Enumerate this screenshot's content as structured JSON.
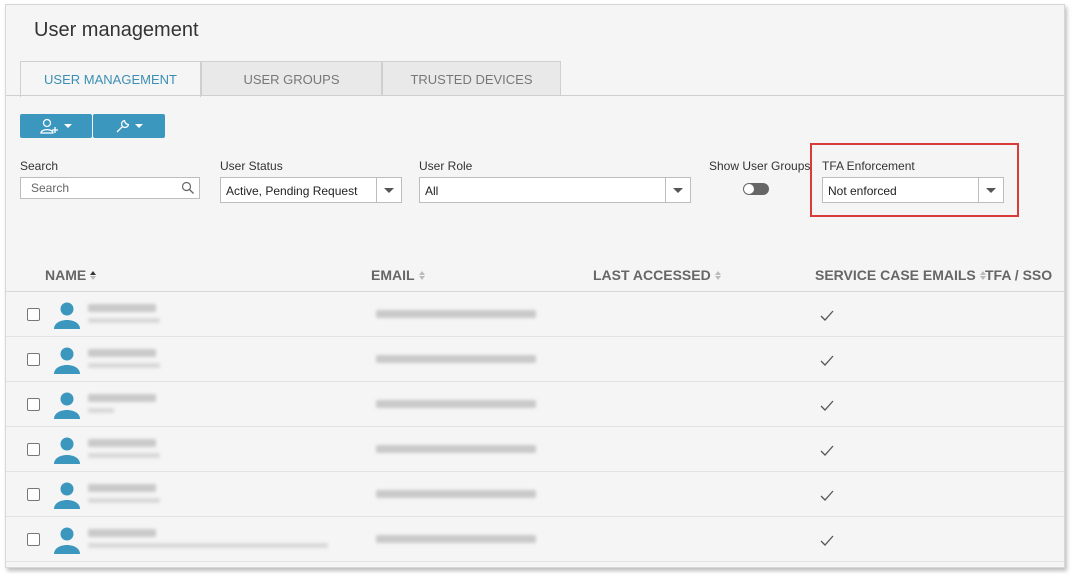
{
  "header": {
    "title": "User management"
  },
  "tabs": [
    {
      "label": "USER MANAGEMENT",
      "active": true
    },
    {
      "label": "USER GROUPS",
      "active": false
    },
    {
      "label": "TRUSTED DEVICES",
      "active": false
    }
  ],
  "toolbar": {
    "add_user_icon": "add-user-icon",
    "tools_icon": "wrench-icon"
  },
  "filters": {
    "search": {
      "label": "Search",
      "placeholder": "Search"
    },
    "user_status": {
      "label": "User Status",
      "value": "Active, Pending Request"
    },
    "user_role": {
      "label": "User Role",
      "value": "All"
    },
    "show_user_groups": {
      "label": "Show User Groups",
      "on": false
    },
    "tfa": {
      "label": "TFA Enforcement",
      "value": "Not enforced"
    }
  },
  "table": {
    "columns": [
      "NAME",
      "EMAIL",
      "LAST ACCESSED",
      "SERVICE CASE EMAILS",
      "TFA / SSO"
    ],
    "rows": [
      {
        "service_case_emails": "✓"
      },
      {
        "service_case_emails": "✓"
      },
      {
        "service_case_emails": "✓"
      },
      {
        "service_case_emails": "✓"
      },
      {
        "service_case_emails": "✓"
      },
      {
        "service_case_emails": "✓"
      }
    ]
  },
  "colors": {
    "accent": "#3c97bf",
    "highlight": "#d93a3a",
    "avatar": "#3c97bf"
  }
}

***

▸ What is needed
Omitting all images, print the listing exactly.

▸ Answer to the problem
Enumerate this screenshot's content as structured JSON.
{
  "header": {
    "title": "User management"
  },
  "tabs": [
    {
      "label": "USER MANAGEMENT",
      "active": true
    },
    {
      "label": "USER GROUPS",
      "active": false
    },
    {
      "label": "TRUSTED DEVICES",
      "active": false
    }
  ],
  "toolbar": {
    "add_user_icon": "add-user-icon",
    "tools_icon": "wrench-icon"
  },
  "filters": {
    "search": {
      "label": "Search",
      "placeholder": "Search"
    },
    "user_status": {
      "label": "User Status",
      "value": "Active, Pending Request"
    },
    "user_role": {
      "label": "User Role",
      "value": "All"
    },
    "show_user_groups": {
      "label": "Show User Groups",
      "on": false
    },
    "tfa": {
      "label": "TFA Enforcement",
      "value": "Not enforced"
    }
  },
  "table": {
    "columns": [
      "NAME",
      "EMAIL",
      "LAST ACCESSED",
      "SERVICE CASE EMAILS",
      "TFA / SSO"
    ],
    "rows": [
      {
        "service_case_emails": "✓"
      },
      {
        "service_case_emails": "✓"
      },
      {
        "service_case_emails": "✓"
      },
      {
        "service_case_emails": "✓"
      },
      {
        "service_case_emails": "✓"
      },
      {
        "service_case_emails": "✓"
      }
    ]
  },
  "colors": {
    "accent": "#3c97bf",
    "highlight": "#d93a3a",
    "avatar": "#3c97bf"
  }
}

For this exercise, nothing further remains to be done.